----- Records for processing -----

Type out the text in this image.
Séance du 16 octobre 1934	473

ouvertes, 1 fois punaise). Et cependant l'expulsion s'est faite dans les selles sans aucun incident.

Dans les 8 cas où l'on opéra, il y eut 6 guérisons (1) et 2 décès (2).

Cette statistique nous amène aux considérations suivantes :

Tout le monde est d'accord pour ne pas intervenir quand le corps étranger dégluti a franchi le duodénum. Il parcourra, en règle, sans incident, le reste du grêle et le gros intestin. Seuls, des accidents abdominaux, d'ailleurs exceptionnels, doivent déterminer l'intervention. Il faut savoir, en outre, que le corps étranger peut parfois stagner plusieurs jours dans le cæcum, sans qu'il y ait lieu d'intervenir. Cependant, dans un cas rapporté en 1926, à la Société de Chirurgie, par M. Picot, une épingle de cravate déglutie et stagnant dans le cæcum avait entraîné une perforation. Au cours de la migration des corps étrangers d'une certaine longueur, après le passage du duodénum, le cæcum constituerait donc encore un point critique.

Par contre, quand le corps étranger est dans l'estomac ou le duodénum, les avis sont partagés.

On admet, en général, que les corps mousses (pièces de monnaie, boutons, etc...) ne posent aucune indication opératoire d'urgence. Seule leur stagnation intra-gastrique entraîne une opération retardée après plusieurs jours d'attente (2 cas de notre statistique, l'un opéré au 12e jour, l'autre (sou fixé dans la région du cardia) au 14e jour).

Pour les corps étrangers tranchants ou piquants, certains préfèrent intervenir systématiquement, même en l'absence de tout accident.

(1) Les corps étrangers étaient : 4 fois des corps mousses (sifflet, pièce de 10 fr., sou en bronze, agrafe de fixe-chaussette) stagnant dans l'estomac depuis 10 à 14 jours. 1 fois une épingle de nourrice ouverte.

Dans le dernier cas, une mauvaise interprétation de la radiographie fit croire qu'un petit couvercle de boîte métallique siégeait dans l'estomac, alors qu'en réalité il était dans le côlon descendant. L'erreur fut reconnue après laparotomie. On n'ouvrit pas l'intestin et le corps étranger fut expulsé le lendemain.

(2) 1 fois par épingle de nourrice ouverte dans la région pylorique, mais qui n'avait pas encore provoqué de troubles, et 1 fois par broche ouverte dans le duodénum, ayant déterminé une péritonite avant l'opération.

-----

**Your instructions:** Track down every line holding the string "sans" and copy it.

**Exercise output:**
ouvertes, 1 fois punaise). Et cependant l'expulsion s'est faite dans les selles sans aucun incident.
Tout le monde est d'accord pour ne pas intervenir quand le corps étranger dégluti a franchi le duodénum. Il parcourra, en règle, sans incident, le reste du grêle et le gros intestin. Seuls, des accidents abdominaux, d'ailleurs exceptionnels, doivent déterminer l'intervention. Il faut savoir, en outre, que le corps étranger peut parfois stagner plusieurs jours dans le cæcum, sans qu'il y ait lieu d'intervenir. Cependant, dans un cas rapporté en 1926, à la Société de Chirurgie, par M. Picot, une épingle de cravate déglutie et stagnant dans le cæcum avait entraîné une perforation. Au cours de la migration des corps étrangers d'une certaine longueur, après le passage du duodénum, le cæcum constituerait donc encore un point critique.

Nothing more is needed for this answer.